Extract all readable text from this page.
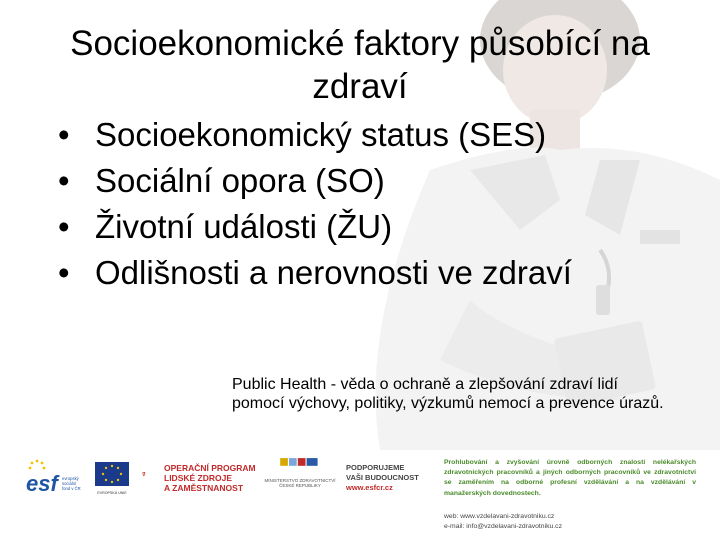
Socioekonomické faktory působící na zdraví
• Socioekonomický status (SES)
• Sociální opora (SO)
• Životní události (ŽU)
• Odlišnosti a nerovnosti ve zdraví
Public Health - věda o ochraně a zlepšování zdraví lidí pomocí výchovy, politiky, výzkumů nemocí a prevence úrazů.
esf	evropský
sociální
fond v ČR
EVROPSKÁ UNIE
OPERAČNÍ PROGRAM
LIDSKÉ ZDROJE
A ZAMĚSTNANOST
MINISTERSTVO ZDRAVOTNICTVÍ
ČESKÉ REPUBLIKY
PODPORUJEME
VAŠI BUDOUCNOST
www.esfcr.cz
Prohlubování a zvyšování úrovně odborných znalostí nelékařských zdravotnických pracovníků a jiných odborných pracovníků ve zdravotnictví se zaměřením na odborné profesní vzdělávání a na vzdělávání v manažerských dovednostech.
web: www.vzdelavani-zdravotniku.cz
e-mail: info@vzdelavani-zdravotniku.cz
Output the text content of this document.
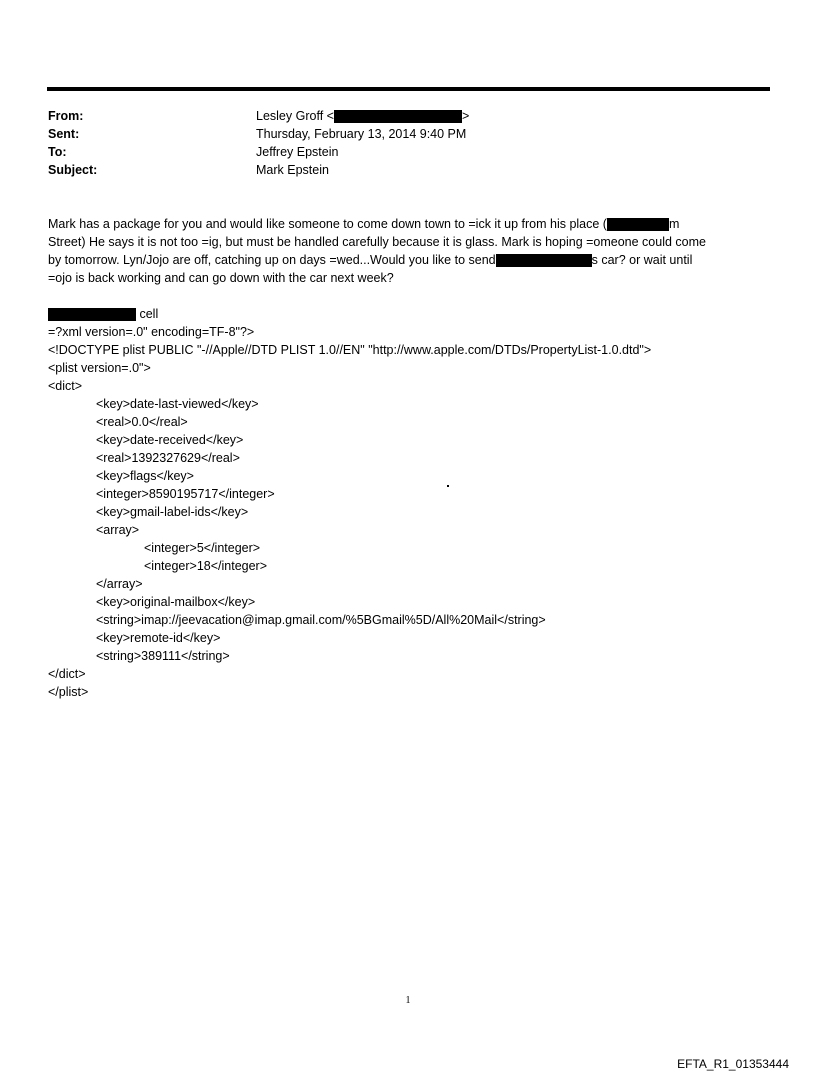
From:	Lesley Groff <	>
Sent:	Thursday, February 13, 2014 9:40 PM
To:	Jeffrey Epstein
Subject:	Mark Epstein
Mark has a package for you and would like someone to come down town to =ick it up from his place (	m
Street) He says it is not too =ig, but must be handled carefully because it is glass. Mark is hoping =omeone could come
by tomorrow. Lyn/Jojo are off, catching up on days =wed...Would you like to send	s car? or wait until
=ojo is back working and can go down with the car next week?
cell
=?xml version=.0" encoding=TF-8"?>
<!DOCTYPE plist PUBLIC "-//Apple//DTD PLIST 1.0//EN" "http://www.apple.com/DTDs/PropertyList-1.0.dtd">
<plist version=.0">
<dict>
<key>date-last-viewed</key>
<real>0.0</real>
<key>date-received</key>
<real>1392327629</real>
<key>flags</key>
<integer>8590195717</integer>
<key>gmail-label-ids</key>
<array>
<integer>5</integer>
<integer>18</integer>
</array>
<key>original-mailbox</key>
<string>imap://jeevacation@imap.gmail.com/%5BGmail%5D/All%20Mail</string>
<key>remote-id</key>
<string>389111</string>
</dict>
</plist>
1
EFTA_R1_01353444
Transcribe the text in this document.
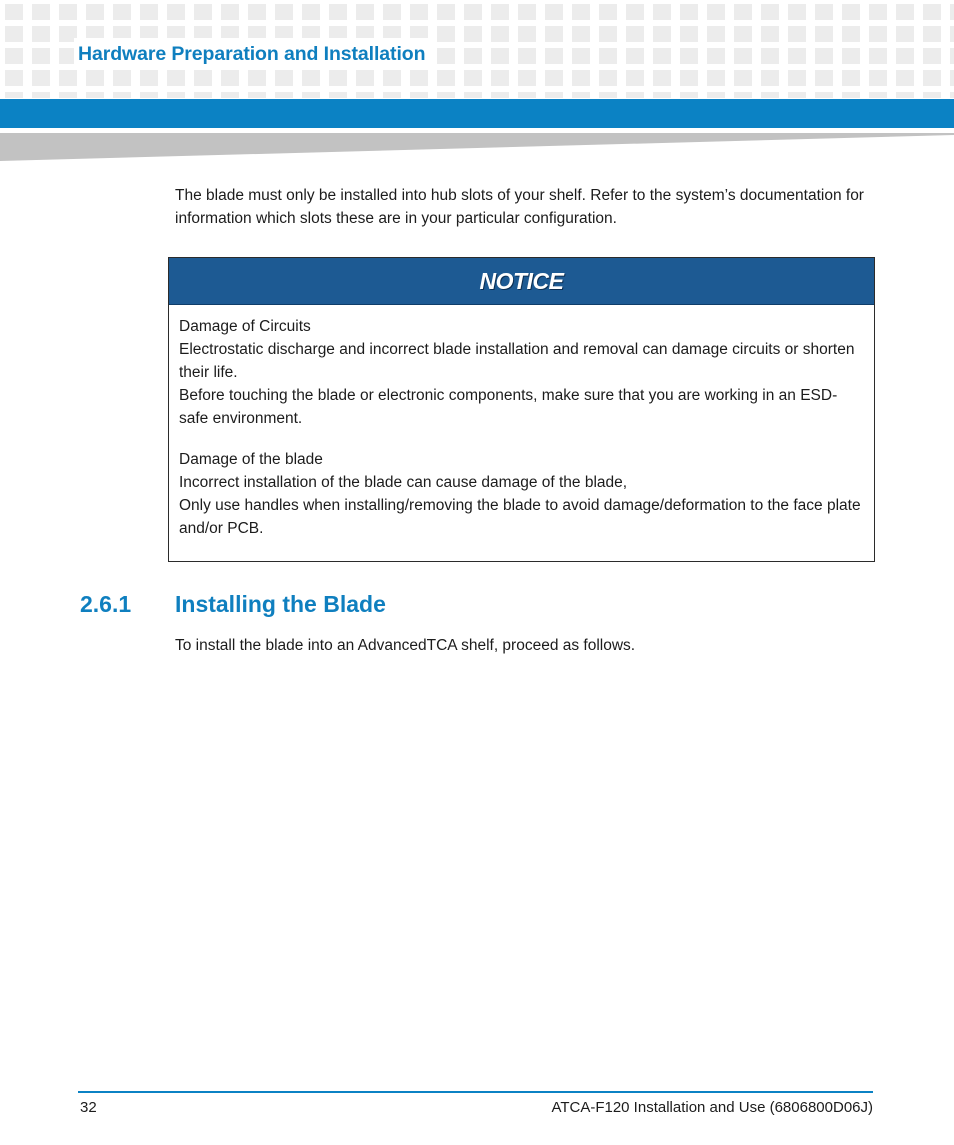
Hardware Preparation and Installation

The blade must only be installed into hub slots of your shelf. Refer to the system’s documentation for information which slots these are in your particular configuration.

NOTICE

Damage of Circuits
Electrostatic discharge and incorrect blade installation and removal can damage circuits or shorten their life.
Before touching the blade or electronic components, make sure that you are working in an ESD-safe environment.

Damage of the blade
Incorrect installation of the blade can cause damage of the blade,
Only use handles when installing/removing the blade to avoid damage/deformation to the face plate and/or PCB.

2.6.1 Installing the Blade

To install the blade into an AdvancedTCA shelf, proceed as follows.

32	ATCA-F120 Installation and Use (6806800D06J)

++++

- _WORK INSTRUCTIONS_
Repeat the lines above exactly, and keep every picture out.

- _ANSWER TO THE TASK_
Extract all readable text from this page.
Socioekonomické faktory působící na zdraví
• Socioekonomický status (SES)
• Sociální opora (SO)
• Životní události (ŽU)
• Odlišnosti a nerovnosti ve zdraví
Public Health - věda o ochraně a zlepšování zdraví lidí pomocí výchovy, politiky, výzkumů nemocí a prevence úrazů.
esf	evropský
sociální
fond v ČR
EVROPSKÁ UNIE
OPERAČNÍ PROGRAM
LIDSKÉ ZDROJE
A ZAMĚSTNANOST
MINISTERSTVO ZDRAVOTNICTVÍ
ČESKÉ REPUBLIKY
PODPORUJEME
VAŠI BUDOUCNOST
www.esfcr.cz
Prohlubování a zvyšování úrovně odborných znalostí nelékařských zdravotnických pracovníků a jiných odborných pracovníků ve zdravotnictví se zaměřením na odborné profesní vzdělávání a na vzdělávání v manažerských dovednostech.
web: www.vzdelavani-zdravotniku.cz
e-mail: info@vzdelavani-zdravotniku.cz
Output the text content of this document.
From:	Lesley Groff <	>
Sent:	Thursday, February 13, 2014 9:40 PM
To:	Jeffrey Epstein
Subject:	Mark Epstein
Mark has a package for you and would like someone to come down town to =ick it up from his place (	m
Street) He says it is not too =ig, but must be handled carefully because it is glass. Mark is hoping =omeone could come
by tomorrow. Lyn/Jojo are off, catching up on days =wed...Would you like to send	s car? or wait until
=ojo is back working and can go down with the car next week?
cell
=?xml version=.0" encoding=TF-8"?>
<!DOCTYPE plist PUBLIC "-//Apple//DTD PLIST 1.0//EN" "http://www.apple.com/DTDs/PropertyList-1.0.dtd">
<plist version=.0">
<dict>
<key>date-last-viewed</key>
<real>0.0</real>
<key>date-received</key>
<real>1392327629</real>
<key>flags</key>
<integer>8590195717</integer>
<key>gmail-label-ids</key>
<array>
<integer>5</integer>
<integer>18</integer>
</array>
<key>original-mailbox</key>
<string>imap://jeevacation@imap.gmail.com/%5BGmail%5D/All%20Mail</string>
<key>remote-id</key>
<string>389111</string>
</dict>
</plist>
1
EFTA_R1_01353444
Transcribe the text in this document.
Hardware Preparation and Installation

The blade must only be installed into hub slots of your shelf. Refer to the system’s documentation for information which slots these are in your particular configuration.

NOTICE

Damage of Circuits
Electrostatic discharge and incorrect blade installation and removal can damage circuits or shorten their life.
Before touching the blade or electronic components, make sure that you are working in an ESD-safe environment.

Damage of the blade
Incorrect installation of the blade can cause damage of the blade,
Only use handles when installing/removing the blade to avoid damage/deformation to the face plate and/or PCB.

2.6.1 Installing the Blade

To install the blade into an AdvancedTCA shelf, proceed as follows.

32	ATCA-F120 Installation and Use (6806800D06J)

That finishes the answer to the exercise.